Records for processing:
----------

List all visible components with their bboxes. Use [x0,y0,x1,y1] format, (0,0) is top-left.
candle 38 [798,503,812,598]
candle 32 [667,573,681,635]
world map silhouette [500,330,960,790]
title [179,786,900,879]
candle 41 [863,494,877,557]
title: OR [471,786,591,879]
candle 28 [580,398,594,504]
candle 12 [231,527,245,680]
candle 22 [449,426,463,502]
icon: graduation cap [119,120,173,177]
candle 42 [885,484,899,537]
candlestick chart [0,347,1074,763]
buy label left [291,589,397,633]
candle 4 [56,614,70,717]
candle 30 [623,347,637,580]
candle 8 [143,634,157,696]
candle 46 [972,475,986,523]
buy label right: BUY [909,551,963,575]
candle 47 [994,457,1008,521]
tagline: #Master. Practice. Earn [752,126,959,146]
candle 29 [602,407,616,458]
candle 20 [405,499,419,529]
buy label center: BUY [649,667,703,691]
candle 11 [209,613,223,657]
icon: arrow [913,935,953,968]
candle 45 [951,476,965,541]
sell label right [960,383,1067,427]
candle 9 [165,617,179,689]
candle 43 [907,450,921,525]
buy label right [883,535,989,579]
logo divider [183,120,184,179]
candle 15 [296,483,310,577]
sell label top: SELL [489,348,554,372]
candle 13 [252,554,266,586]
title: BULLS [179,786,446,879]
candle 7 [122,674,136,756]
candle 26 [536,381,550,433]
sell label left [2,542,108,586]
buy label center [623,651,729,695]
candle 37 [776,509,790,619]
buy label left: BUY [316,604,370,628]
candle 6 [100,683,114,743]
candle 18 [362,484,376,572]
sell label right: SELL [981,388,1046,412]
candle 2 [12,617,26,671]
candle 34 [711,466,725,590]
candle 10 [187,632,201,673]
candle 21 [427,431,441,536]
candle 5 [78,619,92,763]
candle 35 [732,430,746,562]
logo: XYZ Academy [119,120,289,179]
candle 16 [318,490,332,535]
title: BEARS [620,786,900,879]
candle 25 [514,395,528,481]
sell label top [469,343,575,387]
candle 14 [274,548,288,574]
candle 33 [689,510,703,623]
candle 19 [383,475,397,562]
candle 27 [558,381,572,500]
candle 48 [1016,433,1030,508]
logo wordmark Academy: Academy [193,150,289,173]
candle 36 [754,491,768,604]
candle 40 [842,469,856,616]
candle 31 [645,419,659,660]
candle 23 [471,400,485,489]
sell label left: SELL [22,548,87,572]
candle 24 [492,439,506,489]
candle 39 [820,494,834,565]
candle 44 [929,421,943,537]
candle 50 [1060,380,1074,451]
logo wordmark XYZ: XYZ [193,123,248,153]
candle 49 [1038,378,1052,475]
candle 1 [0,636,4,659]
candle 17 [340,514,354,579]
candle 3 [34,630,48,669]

----------

The problem: Count the lines above that contain the string "left" and reply with only the number.

Task response: 5